▶ Available data:

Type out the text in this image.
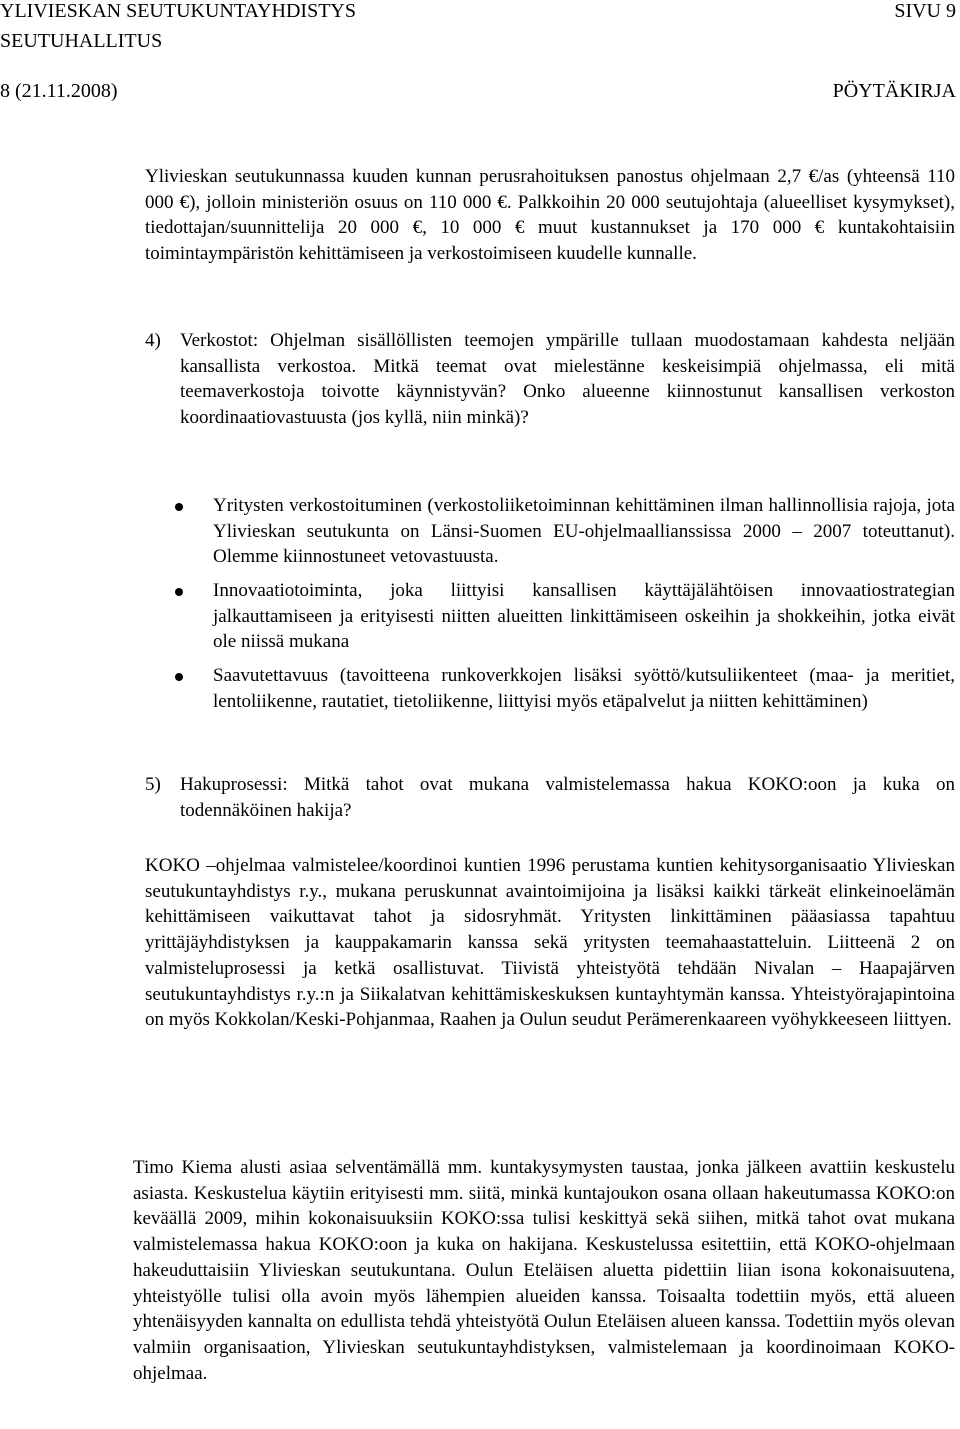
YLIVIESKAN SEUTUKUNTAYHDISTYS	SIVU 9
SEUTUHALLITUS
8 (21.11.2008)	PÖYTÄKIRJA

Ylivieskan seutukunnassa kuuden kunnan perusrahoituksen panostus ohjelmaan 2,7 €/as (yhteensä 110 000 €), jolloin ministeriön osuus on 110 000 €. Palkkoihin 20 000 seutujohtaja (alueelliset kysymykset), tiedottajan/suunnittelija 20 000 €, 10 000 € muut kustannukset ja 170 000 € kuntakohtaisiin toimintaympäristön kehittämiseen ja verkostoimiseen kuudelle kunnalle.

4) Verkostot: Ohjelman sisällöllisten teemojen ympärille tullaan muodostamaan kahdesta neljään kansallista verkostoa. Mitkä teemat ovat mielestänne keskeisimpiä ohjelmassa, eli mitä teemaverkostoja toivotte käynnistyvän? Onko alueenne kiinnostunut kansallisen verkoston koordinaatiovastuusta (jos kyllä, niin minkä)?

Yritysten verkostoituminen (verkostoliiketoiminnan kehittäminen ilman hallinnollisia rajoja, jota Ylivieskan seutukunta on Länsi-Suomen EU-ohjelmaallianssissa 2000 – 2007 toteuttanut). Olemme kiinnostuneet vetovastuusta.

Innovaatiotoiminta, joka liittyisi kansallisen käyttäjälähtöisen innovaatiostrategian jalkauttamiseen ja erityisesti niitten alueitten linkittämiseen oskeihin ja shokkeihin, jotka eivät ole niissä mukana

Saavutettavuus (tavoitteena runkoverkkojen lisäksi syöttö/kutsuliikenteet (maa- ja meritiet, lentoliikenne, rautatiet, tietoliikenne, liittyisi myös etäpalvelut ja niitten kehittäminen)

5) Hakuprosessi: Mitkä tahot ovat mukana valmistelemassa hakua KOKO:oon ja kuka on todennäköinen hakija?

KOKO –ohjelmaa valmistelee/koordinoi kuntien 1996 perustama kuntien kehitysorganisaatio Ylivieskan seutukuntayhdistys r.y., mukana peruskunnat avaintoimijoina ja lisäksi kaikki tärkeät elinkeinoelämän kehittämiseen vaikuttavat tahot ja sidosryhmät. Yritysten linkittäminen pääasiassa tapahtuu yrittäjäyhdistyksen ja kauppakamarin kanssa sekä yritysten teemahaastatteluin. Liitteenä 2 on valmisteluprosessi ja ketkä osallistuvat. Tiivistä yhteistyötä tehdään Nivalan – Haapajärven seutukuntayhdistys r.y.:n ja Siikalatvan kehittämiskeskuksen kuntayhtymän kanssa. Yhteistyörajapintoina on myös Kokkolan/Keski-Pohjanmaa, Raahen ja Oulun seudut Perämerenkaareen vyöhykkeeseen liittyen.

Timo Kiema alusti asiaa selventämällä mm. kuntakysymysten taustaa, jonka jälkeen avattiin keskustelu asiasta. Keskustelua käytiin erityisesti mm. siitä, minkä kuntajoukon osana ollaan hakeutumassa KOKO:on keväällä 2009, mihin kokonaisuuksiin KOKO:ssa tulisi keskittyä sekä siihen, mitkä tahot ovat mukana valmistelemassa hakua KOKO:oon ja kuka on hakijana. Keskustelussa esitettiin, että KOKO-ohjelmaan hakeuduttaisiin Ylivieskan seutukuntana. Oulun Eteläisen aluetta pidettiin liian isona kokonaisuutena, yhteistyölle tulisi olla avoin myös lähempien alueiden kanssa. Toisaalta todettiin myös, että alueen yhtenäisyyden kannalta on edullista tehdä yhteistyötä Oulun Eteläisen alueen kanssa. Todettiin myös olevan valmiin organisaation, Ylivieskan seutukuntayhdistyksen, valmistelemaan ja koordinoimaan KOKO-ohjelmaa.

...

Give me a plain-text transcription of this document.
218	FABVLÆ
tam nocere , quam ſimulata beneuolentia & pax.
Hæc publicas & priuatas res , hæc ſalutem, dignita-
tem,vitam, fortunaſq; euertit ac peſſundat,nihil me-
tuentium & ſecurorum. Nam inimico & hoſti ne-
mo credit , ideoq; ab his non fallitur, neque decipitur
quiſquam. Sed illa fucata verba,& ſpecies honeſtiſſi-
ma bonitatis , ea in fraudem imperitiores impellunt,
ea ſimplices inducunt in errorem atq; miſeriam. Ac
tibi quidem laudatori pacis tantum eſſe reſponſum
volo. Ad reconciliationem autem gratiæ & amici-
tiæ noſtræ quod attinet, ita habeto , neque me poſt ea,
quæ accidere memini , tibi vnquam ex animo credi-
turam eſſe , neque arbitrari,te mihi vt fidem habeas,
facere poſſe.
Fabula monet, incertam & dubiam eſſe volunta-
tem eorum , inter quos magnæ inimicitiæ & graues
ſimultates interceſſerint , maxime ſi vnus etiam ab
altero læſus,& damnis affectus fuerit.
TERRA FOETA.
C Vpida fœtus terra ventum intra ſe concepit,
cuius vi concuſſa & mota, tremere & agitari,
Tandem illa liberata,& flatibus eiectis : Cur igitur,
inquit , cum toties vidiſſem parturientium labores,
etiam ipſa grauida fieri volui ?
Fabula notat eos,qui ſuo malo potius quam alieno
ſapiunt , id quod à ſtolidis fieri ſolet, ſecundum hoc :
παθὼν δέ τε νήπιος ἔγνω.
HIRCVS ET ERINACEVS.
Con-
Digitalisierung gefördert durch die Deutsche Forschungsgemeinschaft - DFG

---

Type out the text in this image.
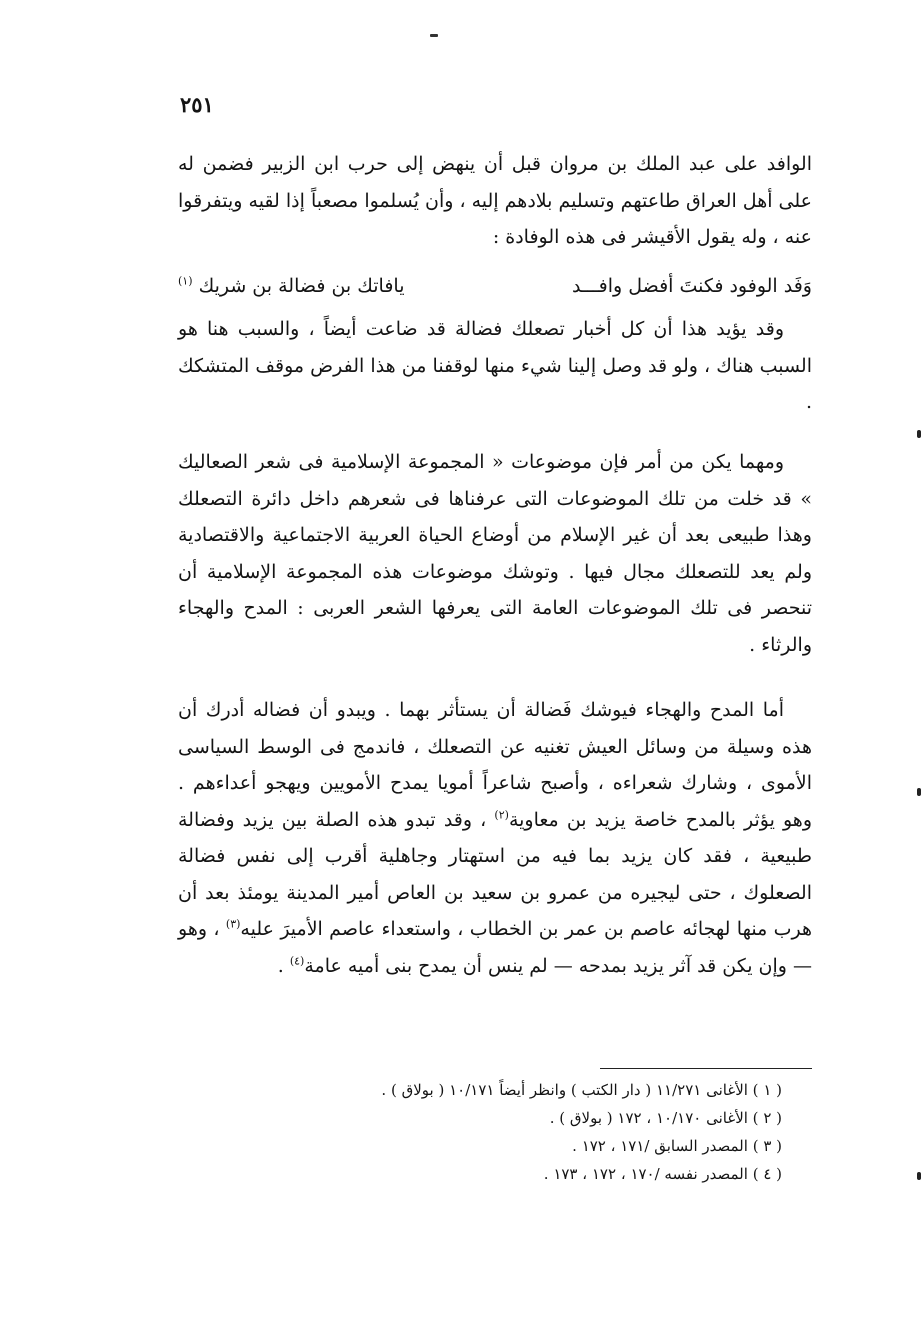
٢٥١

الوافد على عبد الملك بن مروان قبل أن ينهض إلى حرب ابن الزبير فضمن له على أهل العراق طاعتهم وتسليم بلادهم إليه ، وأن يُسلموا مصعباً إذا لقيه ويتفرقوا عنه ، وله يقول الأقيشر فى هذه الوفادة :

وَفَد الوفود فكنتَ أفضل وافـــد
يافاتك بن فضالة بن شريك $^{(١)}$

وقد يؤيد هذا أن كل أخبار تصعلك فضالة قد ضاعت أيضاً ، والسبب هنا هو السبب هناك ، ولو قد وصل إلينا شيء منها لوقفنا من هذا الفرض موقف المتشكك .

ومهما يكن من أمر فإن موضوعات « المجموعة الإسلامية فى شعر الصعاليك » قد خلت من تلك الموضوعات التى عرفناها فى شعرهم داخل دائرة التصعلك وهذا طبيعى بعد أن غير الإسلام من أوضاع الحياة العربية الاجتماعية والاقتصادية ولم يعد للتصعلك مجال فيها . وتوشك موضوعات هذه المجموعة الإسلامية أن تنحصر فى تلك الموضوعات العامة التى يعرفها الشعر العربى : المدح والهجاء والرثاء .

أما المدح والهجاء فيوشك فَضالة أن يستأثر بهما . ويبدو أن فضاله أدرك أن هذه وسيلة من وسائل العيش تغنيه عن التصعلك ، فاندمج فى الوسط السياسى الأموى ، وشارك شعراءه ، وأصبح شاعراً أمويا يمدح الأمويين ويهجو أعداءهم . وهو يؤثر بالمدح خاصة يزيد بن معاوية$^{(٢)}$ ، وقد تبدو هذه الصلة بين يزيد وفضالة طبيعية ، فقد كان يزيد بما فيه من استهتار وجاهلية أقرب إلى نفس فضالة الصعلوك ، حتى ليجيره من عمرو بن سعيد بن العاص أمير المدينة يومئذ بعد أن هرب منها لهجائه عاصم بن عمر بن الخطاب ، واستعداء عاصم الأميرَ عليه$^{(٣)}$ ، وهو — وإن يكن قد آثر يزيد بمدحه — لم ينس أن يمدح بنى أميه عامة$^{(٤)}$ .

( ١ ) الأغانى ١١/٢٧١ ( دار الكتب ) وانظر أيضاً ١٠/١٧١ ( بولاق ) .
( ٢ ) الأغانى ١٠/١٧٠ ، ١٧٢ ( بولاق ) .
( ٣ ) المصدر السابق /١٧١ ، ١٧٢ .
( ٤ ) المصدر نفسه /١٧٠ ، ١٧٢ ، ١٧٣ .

▶ Written request: Pick out every line above that contains the word "الأغانى" and copy it.

▶ Reply to the exercise:
( ١ ) الأغانى ١١/٢٧١ ( دار الكتب ) وانظر أيضاً ١٠/١٧١ ( بولاق ) .
( ٢ ) الأغانى ١٠/١٧٠ ، ١٧٢ ( بولاق ) .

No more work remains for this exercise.